DATASET EXCERPTS:
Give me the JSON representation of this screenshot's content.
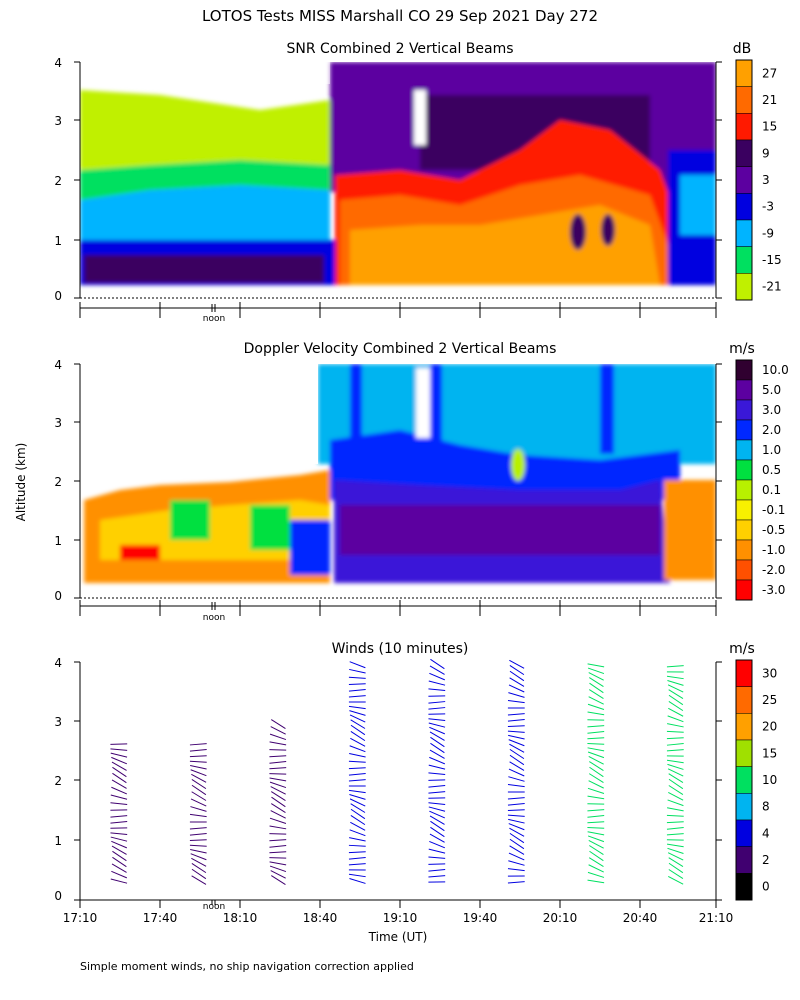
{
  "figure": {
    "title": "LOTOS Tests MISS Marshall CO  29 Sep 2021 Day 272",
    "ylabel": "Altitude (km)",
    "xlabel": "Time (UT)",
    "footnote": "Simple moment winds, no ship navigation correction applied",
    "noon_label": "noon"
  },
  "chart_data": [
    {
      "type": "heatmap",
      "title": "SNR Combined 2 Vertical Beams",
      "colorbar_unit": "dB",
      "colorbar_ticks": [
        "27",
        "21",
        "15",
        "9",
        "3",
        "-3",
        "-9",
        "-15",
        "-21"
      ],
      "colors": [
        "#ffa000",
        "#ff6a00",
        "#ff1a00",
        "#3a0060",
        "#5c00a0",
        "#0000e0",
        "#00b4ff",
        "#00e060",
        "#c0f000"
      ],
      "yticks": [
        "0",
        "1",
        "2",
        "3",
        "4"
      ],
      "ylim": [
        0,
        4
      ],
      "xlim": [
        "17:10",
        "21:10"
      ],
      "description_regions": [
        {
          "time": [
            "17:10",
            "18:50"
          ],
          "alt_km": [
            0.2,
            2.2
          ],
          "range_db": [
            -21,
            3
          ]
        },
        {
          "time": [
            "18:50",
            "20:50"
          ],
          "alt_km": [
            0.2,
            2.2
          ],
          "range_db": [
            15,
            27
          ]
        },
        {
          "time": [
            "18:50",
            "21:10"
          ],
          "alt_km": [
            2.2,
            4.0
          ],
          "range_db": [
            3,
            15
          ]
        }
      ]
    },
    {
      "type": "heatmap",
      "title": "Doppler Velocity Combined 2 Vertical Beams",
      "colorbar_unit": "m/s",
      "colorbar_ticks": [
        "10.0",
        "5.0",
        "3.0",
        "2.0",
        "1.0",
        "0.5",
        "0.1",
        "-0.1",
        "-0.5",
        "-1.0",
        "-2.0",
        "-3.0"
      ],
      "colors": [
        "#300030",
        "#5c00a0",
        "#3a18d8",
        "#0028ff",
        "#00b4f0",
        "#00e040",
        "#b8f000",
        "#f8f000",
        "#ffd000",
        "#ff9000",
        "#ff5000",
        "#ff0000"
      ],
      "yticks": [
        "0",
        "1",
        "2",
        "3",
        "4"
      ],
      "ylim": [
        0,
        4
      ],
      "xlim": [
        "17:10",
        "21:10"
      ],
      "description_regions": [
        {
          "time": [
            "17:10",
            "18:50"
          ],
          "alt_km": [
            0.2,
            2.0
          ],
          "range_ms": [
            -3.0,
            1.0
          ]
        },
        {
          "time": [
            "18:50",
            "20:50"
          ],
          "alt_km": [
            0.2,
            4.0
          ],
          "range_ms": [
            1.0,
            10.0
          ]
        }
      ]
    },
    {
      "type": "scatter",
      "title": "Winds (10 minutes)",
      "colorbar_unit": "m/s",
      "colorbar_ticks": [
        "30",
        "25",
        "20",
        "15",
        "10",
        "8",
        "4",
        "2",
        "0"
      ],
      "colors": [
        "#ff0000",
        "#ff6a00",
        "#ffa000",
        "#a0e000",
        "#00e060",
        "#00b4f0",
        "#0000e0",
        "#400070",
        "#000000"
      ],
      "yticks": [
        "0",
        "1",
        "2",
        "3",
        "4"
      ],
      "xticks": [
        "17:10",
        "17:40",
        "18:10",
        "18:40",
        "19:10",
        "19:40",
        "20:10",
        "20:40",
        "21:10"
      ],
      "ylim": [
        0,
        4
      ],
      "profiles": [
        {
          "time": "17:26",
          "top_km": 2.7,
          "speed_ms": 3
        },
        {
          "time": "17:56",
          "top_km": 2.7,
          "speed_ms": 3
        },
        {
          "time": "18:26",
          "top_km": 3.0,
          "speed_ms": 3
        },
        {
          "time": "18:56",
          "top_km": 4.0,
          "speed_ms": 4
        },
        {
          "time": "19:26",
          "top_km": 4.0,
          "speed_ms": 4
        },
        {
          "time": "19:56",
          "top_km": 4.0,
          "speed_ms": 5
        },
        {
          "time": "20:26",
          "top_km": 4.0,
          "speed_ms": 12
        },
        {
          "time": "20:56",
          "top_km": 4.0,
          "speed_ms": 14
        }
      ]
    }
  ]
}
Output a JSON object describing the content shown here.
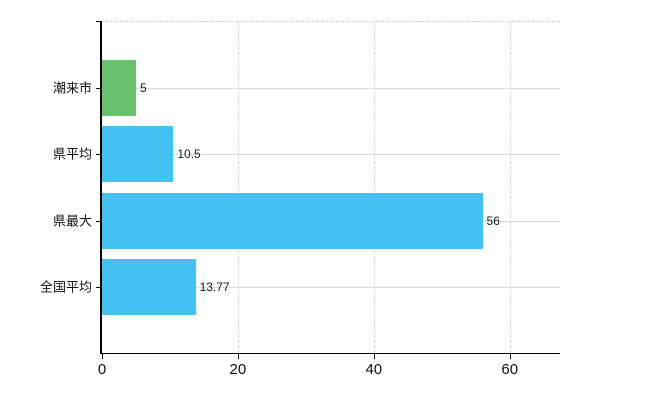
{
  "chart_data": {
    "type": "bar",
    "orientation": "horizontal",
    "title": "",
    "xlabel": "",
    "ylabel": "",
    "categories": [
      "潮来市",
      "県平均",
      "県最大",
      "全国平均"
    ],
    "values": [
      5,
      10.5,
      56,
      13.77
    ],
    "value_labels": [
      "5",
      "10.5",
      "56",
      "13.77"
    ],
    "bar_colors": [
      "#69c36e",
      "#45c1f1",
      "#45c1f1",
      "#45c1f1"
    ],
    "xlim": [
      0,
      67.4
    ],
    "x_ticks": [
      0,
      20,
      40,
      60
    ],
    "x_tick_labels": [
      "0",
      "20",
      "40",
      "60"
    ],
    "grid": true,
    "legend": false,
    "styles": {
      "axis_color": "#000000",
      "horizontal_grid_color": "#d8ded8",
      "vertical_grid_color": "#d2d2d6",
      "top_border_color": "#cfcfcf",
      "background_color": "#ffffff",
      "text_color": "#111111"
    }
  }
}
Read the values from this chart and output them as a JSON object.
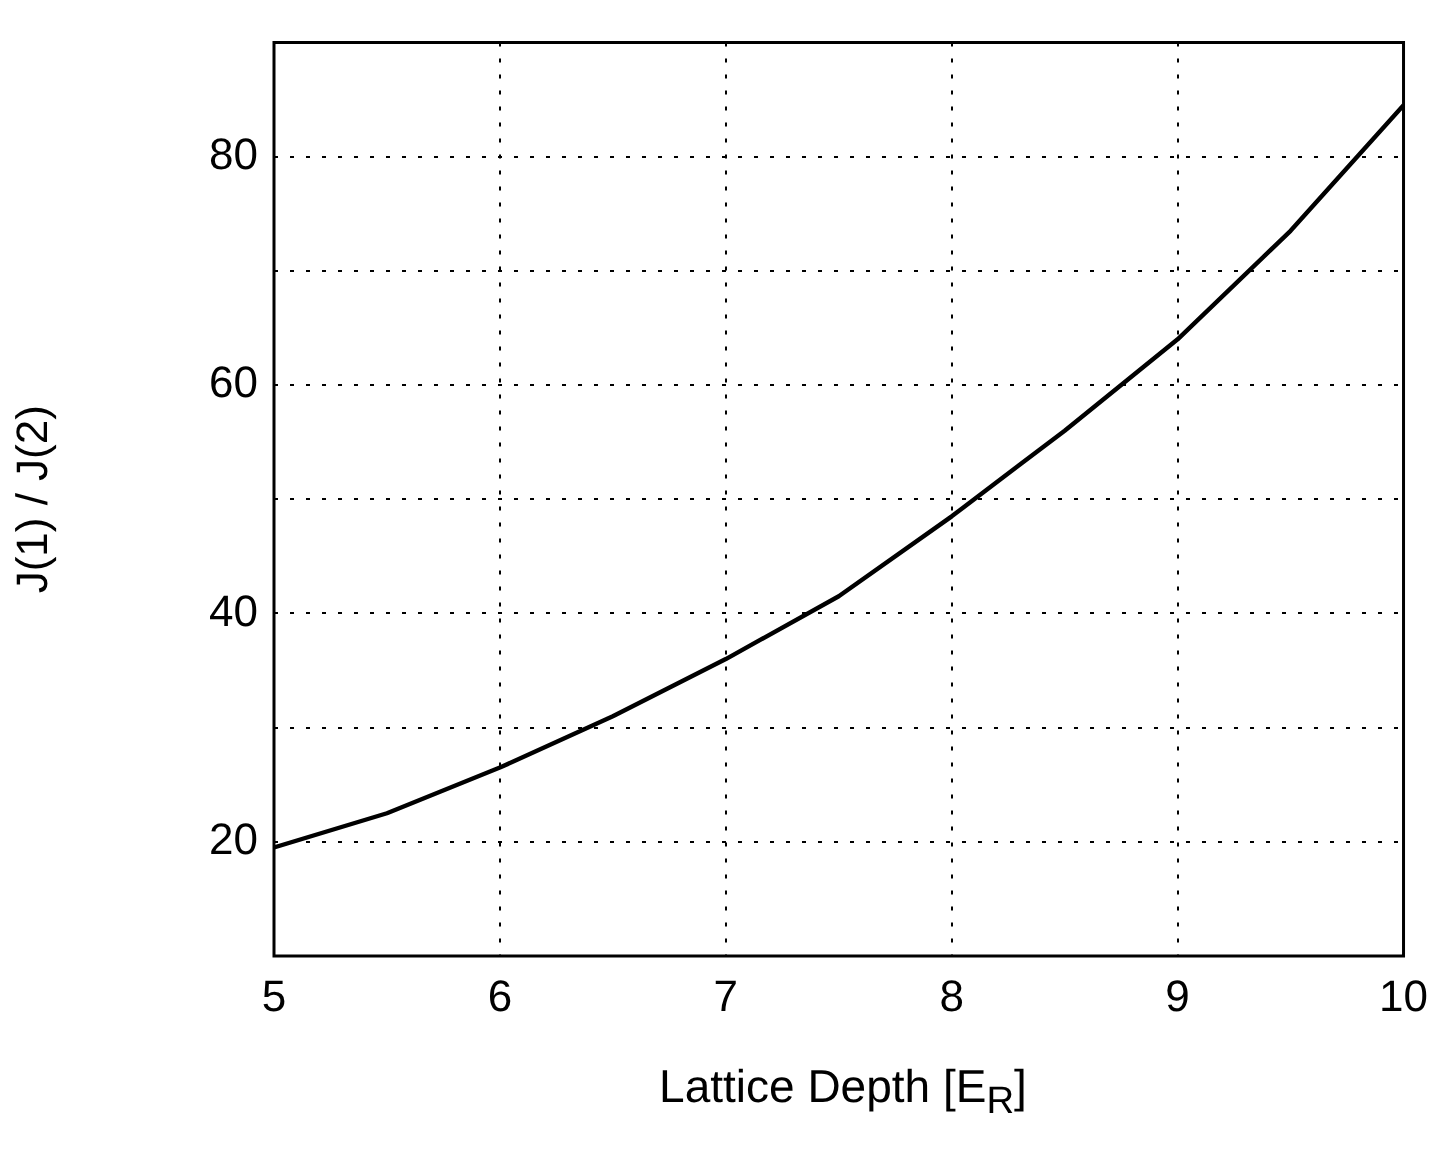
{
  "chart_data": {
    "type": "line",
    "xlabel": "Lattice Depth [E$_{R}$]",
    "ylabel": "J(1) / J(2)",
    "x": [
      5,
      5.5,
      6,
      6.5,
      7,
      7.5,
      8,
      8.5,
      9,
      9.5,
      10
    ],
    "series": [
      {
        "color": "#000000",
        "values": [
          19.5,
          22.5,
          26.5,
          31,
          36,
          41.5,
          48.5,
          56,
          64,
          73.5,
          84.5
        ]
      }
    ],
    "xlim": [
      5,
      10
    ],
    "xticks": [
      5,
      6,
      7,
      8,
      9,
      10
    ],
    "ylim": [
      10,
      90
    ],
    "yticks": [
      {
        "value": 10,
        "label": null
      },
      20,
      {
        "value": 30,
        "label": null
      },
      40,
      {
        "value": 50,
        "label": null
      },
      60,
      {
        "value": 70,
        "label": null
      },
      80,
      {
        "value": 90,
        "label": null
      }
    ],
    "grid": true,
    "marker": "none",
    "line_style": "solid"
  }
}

TASK PROMPT: Note each line of the entries that has "Combined" in it, and copy those lines.

EXERCISE ANSWER:
      "title": "SNR Combined 2 Vertical Beams",
      "title": "Doppler Velocity Combined 2 Vertical Beams",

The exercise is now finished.